### Your instructions
Retype the data that follows line by line, exactly, and leave its pictures out.

Records
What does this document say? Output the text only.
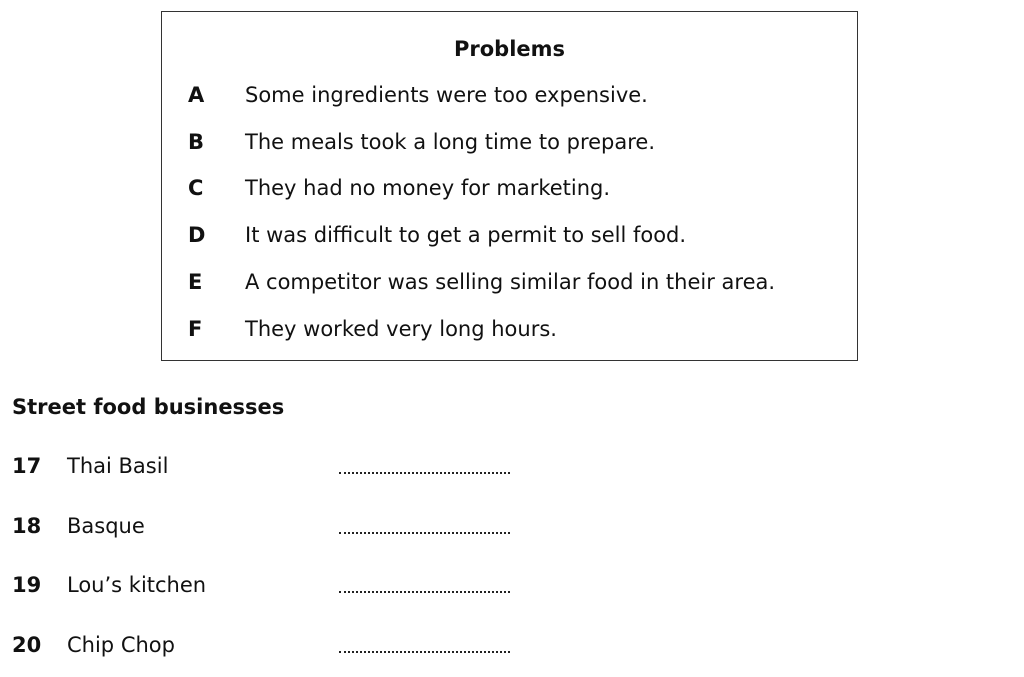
Problems
A	Some ingredients were too expensive.
B	The meals took a long time to prepare.
C	They had no money for marketing.
D	It was difficult to get a permit to sell food.
E	A competitor was selling similar food in their area.
F	They worked very long hours.
Street food businesses
17	Thai Basil
18	Basque
19	Lou’s kitchen
20	Chip Chop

### Written solution
What does this document say? Output the text only.
Problems
A	Some ingredients were too expensive.
B	The meals took a long time to prepare.
C	They had no money for marketing.
D	It was difficult to get a permit to sell food.
E	A competitor was selling similar food in their area.
F	They worked very long hours.
Street food businesses
17	Thai Basil
18	Basque
19	Lou’s kitchen
20	Chip Chop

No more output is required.